_DO THIS_.
Extract every line below that contains the string "Peace". Matching is case-sensitive.

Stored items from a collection
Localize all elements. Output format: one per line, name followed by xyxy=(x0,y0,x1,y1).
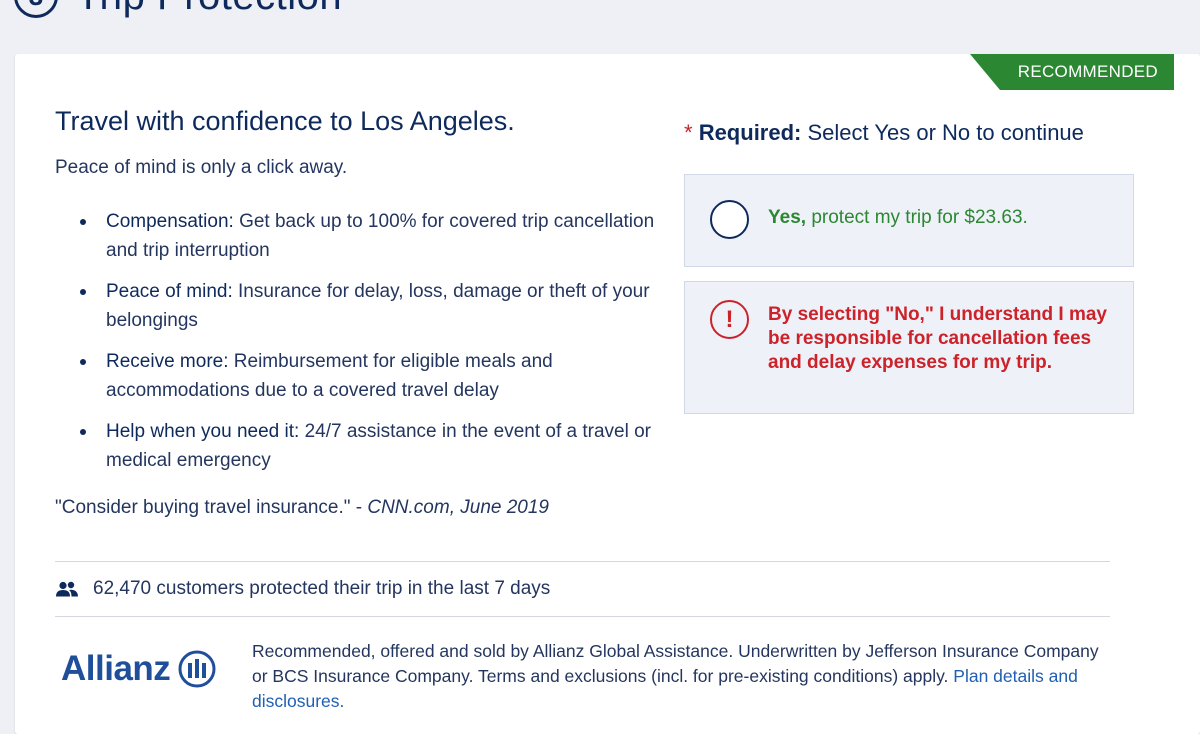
headline: Travel with confidence to Los Angeles. xyxy=(55,106,515,136)
yes-strong: Yes, xyxy=(768,207,807,228)
option-no[interactable]: ! By selecting "No," I understand I may … xyxy=(684,281,1134,414)
benefit-title: Compensation: xyxy=(106,211,234,232)
required-notice: * Required: Select Yes or No to continue xyxy=(684,120,1134,146)
subhead: Peace of mind is only a click away. xyxy=(55,157,348,178)
benefit-title: Help when you need it: xyxy=(106,421,300,442)
allianz-wordmark: Allianz xyxy=(61,649,171,688)
benefit-item: Receive more: Reimbursement for eligible… xyxy=(80,347,675,405)
step-title: Trip Protection xyxy=(76,0,342,19)
required-text: Select Yes or No to continue xyxy=(801,120,1084,145)
benefits-column: Travel with confidence to Los Angeles. P… xyxy=(55,106,675,519)
benefit-title: Peace of mind: xyxy=(106,281,233,302)
yes-text: protect my trip for $23.63. xyxy=(806,207,1028,228)
required-star: * xyxy=(684,120,693,145)
yes-radio-button[interactable] xyxy=(710,200,749,239)
divider xyxy=(55,561,1110,562)
quote-source: CNN.com, June 2019 xyxy=(367,497,550,518)
required-label: Required: xyxy=(698,120,802,145)
underwriter-disclosure: Recommended, offered and sold by Allianz… xyxy=(252,639,1102,714)
customer-stats: 62,470 customers protected their trip in… xyxy=(55,574,550,604)
benefits-list: Compensation: Get back up to 100% for co… xyxy=(80,207,675,475)
allianz-logo: Allianz xyxy=(61,649,216,689)
users-icon xyxy=(56,581,78,597)
step-header: 3 Trip Protection xyxy=(14,0,342,26)
press-quote: "Consider buying travel insurance." - CN… xyxy=(55,497,675,519)
recommended-ribbon: RECOMMENDED xyxy=(970,54,1174,90)
option-yes[interactable]: Yes, protect my trip for $23.63. xyxy=(684,174,1134,267)
stats-text: 62,470 customers protected their trip in… xyxy=(93,578,551,599)
quote-text: "Consider buying travel insurance." - xyxy=(55,497,368,518)
benefit-item: Peace of mind: Insurance for delay, loss… xyxy=(80,277,675,335)
benefit-item: Compensation: Get back up to 100% for co… xyxy=(80,207,675,265)
benefit-title: Receive more: xyxy=(106,351,229,372)
divider xyxy=(55,616,1110,617)
benefit-item: Help when you need it: 24/7 assistance i… xyxy=(80,417,675,475)
trip-protection-card: RECOMMENDED Travel with confidence to Lo… xyxy=(15,54,1200,734)
allianz-mark-icon xyxy=(178,650,216,688)
selection-column: * Required: Select Yes or No to continue… xyxy=(684,120,1134,414)
no-warning-text: By selecting "No," I understand I may be… xyxy=(768,304,1107,373)
yes-label[interactable]: Yes, protect my trip for $23.63. xyxy=(768,207,1028,229)
warning-icon: ! xyxy=(710,300,749,339)
step-number-badge: 3 xyxy=(14,0,58,18)
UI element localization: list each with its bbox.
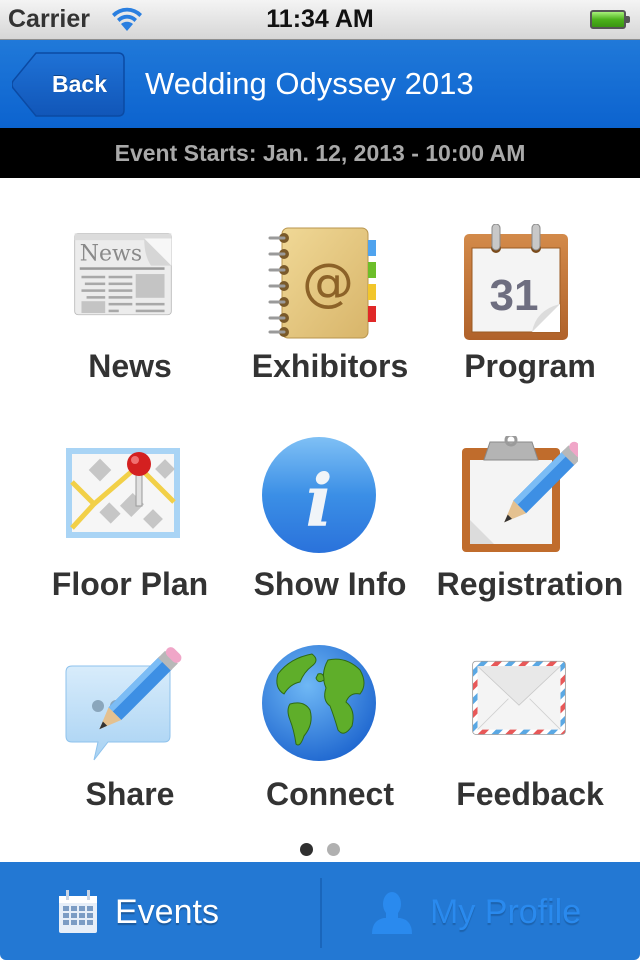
calendar-grid-icon [59, 890, 97, 933]
newspaper-icon: News [74, 232, 172, 316]
grid-item-floor-plan[interactable]: Floor Plan [20, 396, 220, 602]
envelope-icon [472, 660, 566, 735]
grid-item-registration[interactable]: Registration [420, 396, 623, 602]
address-book-icon: @ [268, 227, 376, 339]
grid-item-connect[interactable]: Connect [220, 606, 420, 812]
tab-bar: Events My Profile [0, 862, 640, 960]
page-dot-2[interactable] [327, 843, 340, 856]
speech-bubble-pencil-icon [65, 647, 182, 761]
battery-icon [590, 10, 630, 29]
svg-text:@: @ [302, 253, 354, 313]
svg-text:i: i [305, 458, 332, 543]
tab-label: My Profile [430, 893, 582, 931]
page-indicator[interactable] [0, 843, 640, 857]
back-button-label: Back [52, 71, 107, 97]
event-start-banner: Event Starts: Jan. 12, 2013 - 10:00 AM [0, 128, 640, 178]
calendar-icon: 31 [464, 224, 568, 340]
globe-icon [262, 645, 376, 761]
grid-item-news[interactable]: News News [20, 178, 220, 384]
grid-item-share[interactable]: Share [20, 606, 220, 812]
back-button[interactable]: Back [12, 52, 125, 117]
grid-item-label: Program [464, 348, 596, 384]
person-icon [372, 892, 412, 934]
grid-item-label: Registration [436, 566, 624, 602]
map-pin-icon [66, 448, 180, 538]
page-title: Wedding Odyssey 2013 [145, 66, 474, 101]
feature-grid: News News @ Exhibitors 31 Program Floor … [0, 178, 640, 862]
status-bar: Carrier 11:34 AM [0, 0, 640, 40]
clock: 11:34 AM [266, 5, 374, 33]
calendar-day: 31 [490, 271, 539, 320]
grid-item-show-info[interactable]: i Show Info [220, 396, 420, 602]
clipboard-pencil-icon [462, 436, 578, 552]
info-icon: i [262, 437, 376, 553]
grid-item-exhibitors[interactable]: @ Exhibitors [220, 178, 420, 384]
page-dot-1[interactable] [300, 843, 313, 856]
tab-label: Events [115, 893, 219, 931]
newspaper-title: News [80, 242, 142, 267]
navigation-bar: Back Wedding Odyssey 2013 [0, 40, 640, 128]
grid-item-program[interactable]: 31 Program [420, 178, 620, 384]
grid-item-feedback[interactable]: Feedback [420, 606, 620, 812]
grid-item-label: Feedback [456, 776, 604, 812]
tab-events[interactable]: Events [0, 862, 320, 960]
tab-my-profile[interactable]: My Profile [322, 862, 640, 960]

_EXPECTED ANSWER_.
subhead: Peace of mind is only a click away. xyxy=(55,157,348,178)
benefit-title: Peace of mind: xyxy=(106,281,233,302)
benefit-item: Peace of mind: Insurance for delay, loss… xyxy=(80,277,675,335)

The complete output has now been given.